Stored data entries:
____________
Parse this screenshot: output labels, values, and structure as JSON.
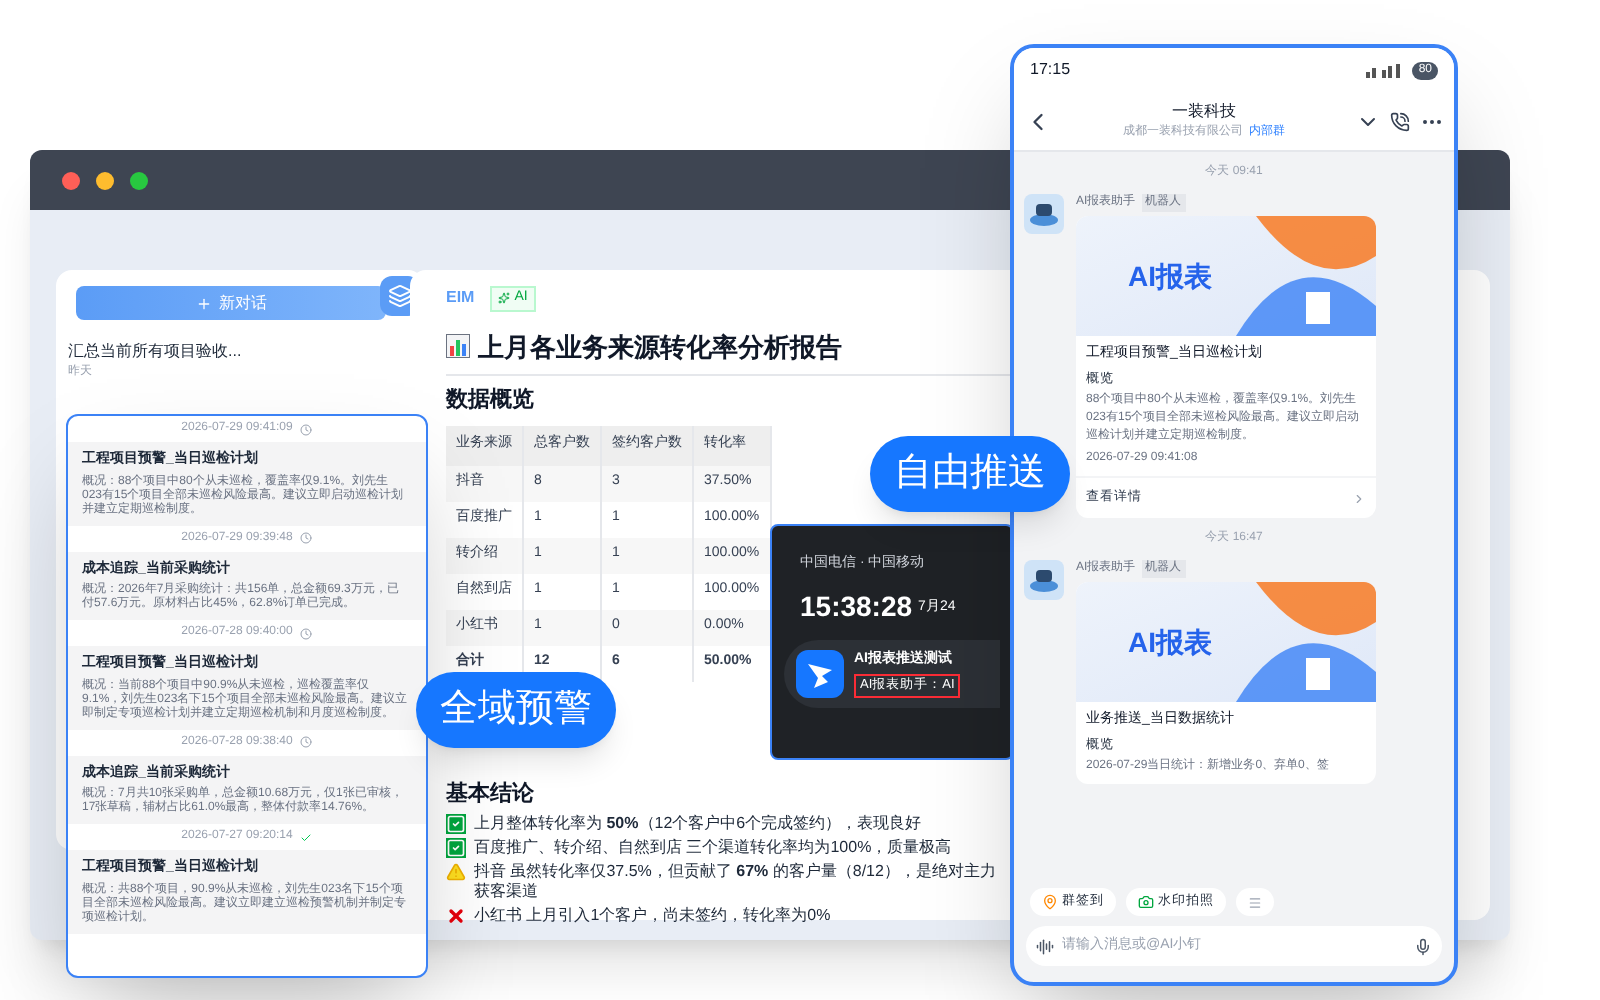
{
  "browser": {
    "sidebar": {
      "new_chat_button": "新对话",
      "history": [
        {
          "title": "汇总当前所有项目验收...",
          "time": "昨天"
        }
      ]
    },
    "report": {
      "brand": "EIM",
      "badge": "AI",
      "title": "上月各业务来源转化率分析报告",
      "section": "数据概览",
      "table": {
        "columns": [
          "业务来源",
          "总客户数",
          "签约客户数",
          "转化率"
        ],
        "rows": [
          {
            "cells": [
              "抖音",
              "8",
              "3",
              "37.50%"
            ],
            "total": false
          },
          {
            "cells": [
              "百度推广",
              "1",
              "1",
              "100.00%"
            ],
            "total": false
          },
          {
            "cells": [
              "转介绍",
              "1",
              "1",
              "100.00%"
            ],
            "total": false
          },
          {
            "cells": [
              "自然到店",
              "1",
              "1",
              "100.00%"
            ],
            "total": false
          },
          {
            "cells": [
              "小红书",
              "1",
              "0",
              "0.00%"
            ],
            "total": false
          },
          {
            "cells": [
              "合计",
              "12",
              "6",
              "50.00%"
            ],
            "total": true
          }
        ]
      },
      "conclusion_title": "基本结论",
      "conclusions": [
        {
          "kind": "good",
          "text": "上月整体转化率为 **50%**（12个客户中6个完成签约），表现良好"
        },
        {
          "kind": "good",
          "text": "百度推广、转介绍、自然到店 三个渠道转化率均为100%，质量极高"
        },
        {
          "kind": "warn",
          "text": "抖音 虽然转化率仅37.5%，但贡献了 **67%** 的客户量（8/12），是绝对主力获客渠道"
        },
        {
          "kind": "bad",
          "text": "小红书 上月引入1个客户，尚未签约，转化率为0%"
        }
      ]
    }
  },
  "alerts": [
    {
      "time": "2026-07-29 09:41:09",
      "done": false,
      "title": "工程项目预警_当日巡检计划",
      "summary": "概况：88个项目中80个从未巡检，覆盖率仅9.1%。刘先生023有15个项目全部未巡检风险最高。建议立即启动巡检计划并建立定期巡检制度。"
    },
    {
      "time": "2026-07-29 09:39:48",
      "done": false,
      "title": "成本追踪_当前采购统计",
      "summary": "概况：2026年7月采购统计：共156单，总金额69.3万元，已付57.6万元。原材料占比45%，62.8%订单已完成。"
    },
    {
      "time": "2026-07-28 09:40:00",
      "done": false,
      "title": "工程项目预警_当日巡检计划",
      "summary": "概况：当前88个项目中90.9%从未巡检，巡检覆盖率仅9.1%，刘先生023名下15个项目全部未巡检风险最高。建议立即制定专项巡检计划并建立定期巡检机制和月度巡检制度。"
    },
    {
      "time": "2026-07-28 09:38:40",
      "done": false,
      "title": "成本追踪_当前采购统计",
      "summary": "概况：7月共10张采购单，总金额10.68万元，仅1张已审核，17张草稿，辅材占比61.0%最高，整体付款率14.76%。"
    },
    {
      "time": "2026-07-27 09:20:14",
      "done": true,
      "title": "工程项目预警_当日巡检计划",
      "summary": "概况：共88个项目，90.9%从未巡检，刘先生023名下15个项目全部未巡检风险最高。建议立即建立巡检预警机制并制定专项巡检计划。"
    }
  ],
  "callouts": [
    {
      "text": "全域预警"
    },
    {
      "text": "自由推送"
    }
  ],
  "lock_notification": {
    "carrier": "中国电信 · 中国移动",
    "time": "15:38:28",
    "date": "7月24",
    "title": "AI报表推送测试",
    "message": "AI报表助手：AI"
  },
  "phone": {
    "status_time": "17:15",
    "battery": "80",
    "chat_title": "一装科技",
    "company": "成都一装科技有限公司",
    "group_tag": "内部群",
    "messages": [
      {
        "time": "今天 09:41",
        "sender": "AI报表助手",
        "sender_tag": "机器人",
        "banner": "AI报表",
        "title": "工程项目预警_当日巡检计划",
        "section": "概览",
        "body": "88个项目中80个从未巡检，覆盖率仅9.1%。刘先生023有15个项目全部未巡检风险最高。建议立即启动巡检计划并建立定期巡检制度。",
        "stamp": "2026-07-29 09:41:08",
        "link": "查看详情"
      },
      {
        "time": "今天 16:47",
        "sender": "AI报表助手",
        "sender_tag": "机器人",
        "banner": "AI报表",
        "title": "业务推送_当日数据统计",
        "section": "概览",
        "body": "2026-07-29当日统计：新增业务0、弃单0、签"
      }
    ],
    "quick_actions": [
      {
        "kind": "checkin",
        "label": "群签到"
      },
      {
        "kind": "camera",
        "label": "水印拍照"
      },
      {
        "kind": "more"
      }
    ],
    "input_placeholder": "请输入消息或@AI小钉"
  }
}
____________
**Your goal**: From the material above, reproduce everything verbatim except the pictures.

**Task solution**:
Parse this screenshot: output labels, values, and structure as JSON.
{
  "browser": {
    "sidebar": {
      "new_chat_button": "新对话",
      "history": [
        {
          "title": "汇总当前所有项目验收...",
          "time": "昨天"
        }
      ]
    },
    "report": {
      "brand": "EIM",
      "badge": "AI",
      "title": "上月各业务来源转化率分析报告",
      "section": "数据概览",
      "table": {
        "columns": [
          "业务来源",
          "总客户数",
          "签约客户数",
          "转化率"
        ],
        "rows": [
          {
            "cells": [
              "抖音",
              "8",
              "3",
              "37.50%"
            ],
            "total": false
          },
          {
            "cells": [
              "百度推广",
              "1",
              "1",
              "100.00%"
            ],
            "total": false
          },
          {
            "cells": [
              "转介绍",
              "1",
              "1",
              "100.00%"
            ],
            "total": false
          },
          {
            "cells": [
              "自然到店",
              "1",
              "1",
              "100.00%"
            ],
            "total": false
          },
          {
            "cells": [
              "小红书",
              "1",
              "0",
              "0.00%"
            ],
            "total": false
          },
          {
            "cells": [
              "合计",
              "12",
              "6",
              "50.00%"
            ],
            "total": true
          }
        ]
      },
      "conclusion_title": "基本结论",
      "conclusions": [
        {
          "kind": "good",
          "text": "上月整体转化率为 **50%**（12个客户中6个完成签约），表现良好"
        },
        {
          "kind": "good",
          "text": "百度推广、转介绍、自然到店 三个渠道转化率均为100%，质量极高"
        },
        {
          "kind": "warn",
          "text": "抖音 虽然转化率仅37.5%，但贡献了 **67%** 的客户量（8/12），是绝对主力获客渠道"
        },
        {
          "kind": "bad",
          "text": "小红书 上月引入1个客户，尚未签约，转化率为0%"
        }
      ]
    }
  },
  "alerts": [
    {
      "time": "2026-07-29 09:41:09",
      "done": false,
      "title": "工程项目预警_当日巡检计划",
      "summary": "概况：88个项目中80个从未巡检，覆盖率仅9.1%。刘先生023有15个项目全部未巡检风险最高。建议立即启动巡检计划并建立定期巡检制度。"
    },
    {
      "time": "2026-07-29 09:39:48",
      "done": false,
      "title": "成本追踪_当前采购统计",
      "summary": "概况：2026年7月采购统计：共156单，总金额69.3万元，已付57.6万元。原材料占比45%，62.8%订单已完成。"
    },
    {
      "time": "2026-07-28 09:40:00",
      "done": false,
      "title": "工程项目预警_当日巡检计划",
      "summary": "概况：当前88个项目中90.9%从未巡检，巡检覆盖率仅9.1%，刘先生023名下15个项目全部未巡检风险最高。建议立即制定专项巡检计划并建立定期巡检机制和月度巡检制度。"
    },
    {
      "time": "2026-07-28 09:38:40",
      "done": false,
      "title": "成本追踪_当前采购统计",
      "summary": "概况：7月共10张采购单，总金额10.68万元，仅1张已审核，17张草稿，辅材占比61.0%最高，整体付款率14.76%。"
    },
    {
      "time": "2026-07-27 09:20:14",
      "done": true,
      "title": "工程项目预警_当日巡检计划",
      "summary": "概况：共88个项目，90.9%从未巡检，刘先生023名下15个项目全部未巡检风险最高。建议立即建立巡检预警机制并制定专项巡检计划。"
    }
  ],
  "callouts": [
    {
      "text": "全域预警"
    },
    {
      "text": "自由推送"
    }
  ],
  "lock_notification": {
    "carrier": "中国电信 · 中国移动",
    "time": "15:38:28",
    "date": "7月24",
    "title": "AI报表推送测试",
    "message": "AI报表助手：AI"
  },
  "phone": {
    "status_time": "17:15",
    "battery": "80",
    "chat_title": "一装科技",
    "company": "成都一装科技有限公司",
    "group_tag": "内部群",
    "messages": [
      {
        "time": "今天 09:41",
        "sender": "AI报表助手",
        "sender_tag": "机器人",
        "banner": "AI报表",
        "title": "工程项目预警_当日巡检计划",
        "section": "概览",
        "body": "88个项目中80个从未巡检，覆盖率仅9.1%。刘先生023有15个项目全部未巡检风险最高。建议立即启动巡检计划并建立定期巡检制度。",
        "stamp": "2026-07-29 09:41:08",
        "link": "查看详情"
      },
      {
        "time": "今天 16:47",
        "sender": "AI报表助手",
        "sender_tag": "机器人",
        "banner": "AI报表",
        "title": "业务推送_当日数据统计",
        "section": "概览",
        "body": "2026-07-29当日统计：新增业务0、弃单0、签"
      }
    ],
    "quick_actions": [
      {
        "kind": "checkin",
        "label": "群签到"
      },
      {
        "kind": "camera",
        "label": "水印拍照"
      },
      {
        "kind": "more"
      }
    ],
    "input_placeholder": "请输入消息或@AI小钉"
  }
}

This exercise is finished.